EXERCISE AIM:
Write down every entry below once more, exactly.

EXTRACTED DATA:
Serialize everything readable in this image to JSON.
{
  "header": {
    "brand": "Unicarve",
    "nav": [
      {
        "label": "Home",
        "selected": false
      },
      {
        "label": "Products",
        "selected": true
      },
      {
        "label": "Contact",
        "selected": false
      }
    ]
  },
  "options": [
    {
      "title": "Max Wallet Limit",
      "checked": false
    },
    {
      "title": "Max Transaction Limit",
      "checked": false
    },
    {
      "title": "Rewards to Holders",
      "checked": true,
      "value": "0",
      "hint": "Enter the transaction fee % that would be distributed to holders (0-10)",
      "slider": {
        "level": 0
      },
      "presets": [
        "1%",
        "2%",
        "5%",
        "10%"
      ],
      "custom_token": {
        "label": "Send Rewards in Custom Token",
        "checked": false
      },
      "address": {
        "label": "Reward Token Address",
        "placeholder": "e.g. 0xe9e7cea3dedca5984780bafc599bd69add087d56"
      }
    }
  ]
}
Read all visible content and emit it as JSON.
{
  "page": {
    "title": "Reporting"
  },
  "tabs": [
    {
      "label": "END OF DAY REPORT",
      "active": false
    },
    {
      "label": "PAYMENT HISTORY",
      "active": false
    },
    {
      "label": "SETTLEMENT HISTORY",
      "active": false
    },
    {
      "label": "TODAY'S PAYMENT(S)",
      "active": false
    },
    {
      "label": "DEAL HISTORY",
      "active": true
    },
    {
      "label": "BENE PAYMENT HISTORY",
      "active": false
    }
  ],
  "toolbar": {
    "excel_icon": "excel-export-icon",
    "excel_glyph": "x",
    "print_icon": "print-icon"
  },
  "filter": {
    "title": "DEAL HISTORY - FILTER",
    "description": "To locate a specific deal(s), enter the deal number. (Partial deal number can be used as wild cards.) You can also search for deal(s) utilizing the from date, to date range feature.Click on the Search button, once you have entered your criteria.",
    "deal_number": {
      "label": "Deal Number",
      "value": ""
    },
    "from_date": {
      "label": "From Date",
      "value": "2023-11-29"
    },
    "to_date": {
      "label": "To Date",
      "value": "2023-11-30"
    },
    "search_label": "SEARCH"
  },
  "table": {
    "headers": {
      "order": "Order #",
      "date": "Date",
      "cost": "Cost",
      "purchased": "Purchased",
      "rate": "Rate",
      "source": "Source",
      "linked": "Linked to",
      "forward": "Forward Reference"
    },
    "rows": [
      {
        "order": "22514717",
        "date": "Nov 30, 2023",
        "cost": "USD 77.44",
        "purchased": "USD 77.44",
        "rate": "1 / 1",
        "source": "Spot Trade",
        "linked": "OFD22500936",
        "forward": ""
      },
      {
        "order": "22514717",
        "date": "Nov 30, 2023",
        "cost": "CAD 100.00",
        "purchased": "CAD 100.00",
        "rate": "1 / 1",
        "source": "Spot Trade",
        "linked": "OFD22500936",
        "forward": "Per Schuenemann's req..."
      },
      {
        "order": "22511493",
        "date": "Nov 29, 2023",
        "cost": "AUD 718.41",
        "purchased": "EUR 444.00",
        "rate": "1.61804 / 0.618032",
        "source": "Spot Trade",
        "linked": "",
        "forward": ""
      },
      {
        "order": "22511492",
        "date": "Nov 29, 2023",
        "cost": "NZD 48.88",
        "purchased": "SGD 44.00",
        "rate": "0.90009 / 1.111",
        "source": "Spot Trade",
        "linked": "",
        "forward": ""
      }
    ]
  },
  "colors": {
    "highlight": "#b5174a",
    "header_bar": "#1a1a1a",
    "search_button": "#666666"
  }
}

SOLVED EXERCISE:
Serialize everything readable in this image to JSON.
{
  "header": {
    "brand": "Unicarve",
    "nav": [
      {
        "label": "Home",
        "selected": false
      },
      {
        "label": "Products",
        "selected": true
      },
      {
        "label": "Contact",
        "selected": false
      }
    ]
  },
  "options": [
    {
      "title": "Max Wallet Limit",
      "checked": false
    },
    {
      "title": "Max Transaction Limit",
      "checked": false
    },
    {
      "title": "Rewards to Holders",
      "checked": true,
      "value": "0",
      "hint": "Enter the transaction fee % that would be distributed to holders (0-10)",
      "slider": {
        "level": 0
      },
      "presets": [
        "1%",
        "2%",
        "5%",
        "10%"
      ],
      "custom_token": {
        "label": "Send Rewards in Custom Token",
        "checked": false
      },
      "address": {
        "label": "Reward Token Address",
        "placeholder": "e.g. 0xe9e7cea3dedca5984780bafc599bd69add087d56"
      }
    }
  ]
}
Read all visible content and emit it as JSON.
{
  "page": {
    "title": "Reporting"
  },
  "tabs": [
    {
      "label": "END OF DAY REPORT",
      "active": false
    },
    {
      "label": "PAYMENT HISTORY",
      "active": false
    },
    {
      "label": "SETTLEMENT HISTORY",
      "active": false
    },
    {
      "label": "TODAY'S PAYMENT(S)",
      "active": false
    },
    {
      "label": "DEAL HISTORY",
      "active": true
    },
    {
      "label": "BENE PAYMENT HISTORY",
      "active": false
    }
  ],
  "toolbar": {
    "excel_icon": "excel-export-icon",
    "excel_glyph": "x",
    "print_icon": "print-icon"
  },
  "filter": {
    "title": "DEAL HISTORY - FILTER",
    "description": "To locate a specific deal(s), enter the deal number. (Partial deal number can be used as wild cards.) You can also search for deal(s) utilizing the from date, to date range feature.Click on the Search button, once you have entered your criteria.",
    "deal_number": {
      "label": "Deal Number",
      "value": ""
    },
    "from_date": {
      "label": "From Date",
      "value": "2023-11-29"
    },
    "to_date": {
      "label": "To Date",
      "value": "2023-11-30"
    },
    "search_label": "SEARCH"
  },
  "table": {
    "headers": {
      "order": "Order #",
      "date": "Date",
      "cost": "Cost",
      "purchased": "Purchased",
      "rate": "Rate",
      "source": "Source",
      "linked": "Linked to",
      "forward": "Forward Reference"
    },
    "rows": [
      {
        "order": "22514717",
        "date": "Nov 30, 2023",
        "cost": "USD 77.44",
        "purchased": "USD 77.44",
        "rate": "1 / 1",
        "source": "Spot Trade",
        "linked": "OFD22500936",
        "forward": ""
      },
      {
        "order": "22514717",
        "date": "Nov 30, 2023",
        "cost": "CAD 100.00",
        "purchased": "CAD 100.00",
        "rate": "1 / 1",
        "source": "Spot Trade",
        "linked": "OFD22500936",
        "forward": "Per Schuenemann's req..."
      },
      {
        "order": "22511493",
        "date": "Nov 29, 2023",
        "cost": "AUD 718.41",
        "purchased": "EUR 444.00",
        "rate": "1.61804 / 0.618032",
        "source": "Spot Trade",
        "linked": "",
        "forward": ""
      },
      {
        "order": "22511492",
        "date": "Nov 29, 2023",
        "cost": "NZD 48.88",
        "purchased": "SGD 44.00",
        "rate": "0.90009 / 1.111",
        "source": "Spot Trade",
        "linked": "",
        "forward": ""
      }
    ]
  },
  "colors": {
    "highlight": "#b5174a",
    "header_bar": "#1a1a1a",
    "search_button": "#666666"
  }
}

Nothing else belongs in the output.